## [DIRECTIONS FOR THIS TASK]
The entries below are to be written out again without alteration.

## [DATA]
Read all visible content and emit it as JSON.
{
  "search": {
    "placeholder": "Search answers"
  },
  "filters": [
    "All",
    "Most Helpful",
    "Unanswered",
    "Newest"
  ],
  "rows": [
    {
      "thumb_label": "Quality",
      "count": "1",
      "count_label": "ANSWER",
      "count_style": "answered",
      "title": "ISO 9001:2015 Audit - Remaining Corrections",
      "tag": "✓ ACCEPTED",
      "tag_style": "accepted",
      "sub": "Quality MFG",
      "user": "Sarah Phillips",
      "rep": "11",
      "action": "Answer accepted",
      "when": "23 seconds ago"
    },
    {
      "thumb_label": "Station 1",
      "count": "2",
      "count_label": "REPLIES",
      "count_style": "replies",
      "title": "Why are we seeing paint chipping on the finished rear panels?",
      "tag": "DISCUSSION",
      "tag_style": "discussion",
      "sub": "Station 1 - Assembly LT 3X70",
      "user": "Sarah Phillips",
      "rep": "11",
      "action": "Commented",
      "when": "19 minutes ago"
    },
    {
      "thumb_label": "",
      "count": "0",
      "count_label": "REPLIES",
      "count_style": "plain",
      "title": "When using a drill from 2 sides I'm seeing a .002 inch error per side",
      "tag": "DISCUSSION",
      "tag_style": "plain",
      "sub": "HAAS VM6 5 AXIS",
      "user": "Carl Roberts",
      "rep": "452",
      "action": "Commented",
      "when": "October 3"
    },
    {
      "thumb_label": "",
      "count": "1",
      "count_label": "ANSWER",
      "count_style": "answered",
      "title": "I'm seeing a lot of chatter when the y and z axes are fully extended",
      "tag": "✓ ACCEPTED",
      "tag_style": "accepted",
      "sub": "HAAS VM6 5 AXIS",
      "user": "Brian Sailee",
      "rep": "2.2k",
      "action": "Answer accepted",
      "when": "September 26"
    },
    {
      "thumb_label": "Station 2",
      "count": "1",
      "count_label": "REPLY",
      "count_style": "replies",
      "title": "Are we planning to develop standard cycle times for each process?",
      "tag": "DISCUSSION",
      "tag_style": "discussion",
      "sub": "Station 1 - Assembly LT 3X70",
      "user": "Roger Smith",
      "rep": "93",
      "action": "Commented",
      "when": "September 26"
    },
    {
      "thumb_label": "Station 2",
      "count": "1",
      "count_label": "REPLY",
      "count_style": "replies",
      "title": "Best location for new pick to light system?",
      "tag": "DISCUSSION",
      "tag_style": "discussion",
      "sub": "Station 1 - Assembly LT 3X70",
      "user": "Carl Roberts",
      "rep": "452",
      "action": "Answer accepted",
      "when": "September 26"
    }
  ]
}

## [ANSWER TO THE PROBLEM]
Read all visible content and emit it as JSON.
{
  "search": {
    "placeholder": "Search answers"
  },
  "filters": [
    "All",
    "Most Helpful",
    "Unanswered",
    "Newest"
  ],
  "rows": [
    {
      "thumb_label": "Quality",
      "count": "1",
      "count_label": "ANSWER",
      "count_style": "answered",
      "title": "ISO 9001:2015 Audit - Remaining Corrections",
      "tag": "✓ ACCEPTED",
      "tag_style": "accepted",
      "sub": "Quality MFG",
      "user": "Sarah Phillips",
      "rep": "11",
      "action": "Answer accepted",
      "when": "23 seconds ago"
    },
    {
      "thumb_label": "Station 1",
      "count": "2",
      "count_label": "REPLIES",
      "count_style": "replies",
      "title": "Why are we seeing paint chipping on the finished rear panels?",
      "tag": "DISCUSSION",
      "tag_style": "discussion",
      "sub": "Station 1 - Assembly LT 3X70",
      "user": "Sarah Phillips",
      "rep": "11",
      "action": "Commented",
      "when": "19 minutes ago"
    },
    {
      "thumb_label": "",
      "count": "0",
      "count_label": "REPLIES",
      "count_style": "plain",
      "title": "When using a drill from 2 sides I'm seeing a .002 inch error per side",
      "tag": "DISCUSSION",
      "tag_style": "plain",
      "sub": "HAAS VM6 5 AXIS",
      "user": "Carl Roberts",
      "rep": "452",
      "action": "Commented",
      "when": "October 3"
    },
    {
      "thumb_label": "",
      "count": "1",
      "count_label": "ANSWER",
      "count_style": "answered",
      "title": "I'm seeing a lot of chatter when the y and z axes are fully extended",
      "tag": "✓ ACCEPTED",
      "tag_style": "accepted",
      "sub": "HAAS VM6 5 AXIS",
      "user": "Brian Sailee",
      "rep": "2.2k",
      "action": "Answer accepted",
      "when": "September 26"
    },
    {
      "thumb_label": "Station 2",
      "count": "1",
      "count_label": "REPLY",
      "count_style": "replies",
      "title": "Are we planning to develop standard cycle times for each process?",
      "tag": "DISCUSSION",
      "tag_style": "discussion",
      "sub": "Station 1 - Assembly LT 3X70",
      "user": "Roger Smith",
      "rep": "93",
      "action": "Commented",
      "when": "September 26"
    },
    {
      "thumb_label": "Station 2",
      "count": "1",
      "count_label": "REPLY",
      "count_style": "replies",
      "title": "Best location for new pick to light system?",
      "tag": "DISCUSSION",
      "tag_style": "discussion",
      "sub": "Station 1 - Assembly LT 3X70",
      "user": "Carl Roberts",
      "rep": "452",
      "action": "Answer accepted",
      "when": "September 26"
    }
  ]
}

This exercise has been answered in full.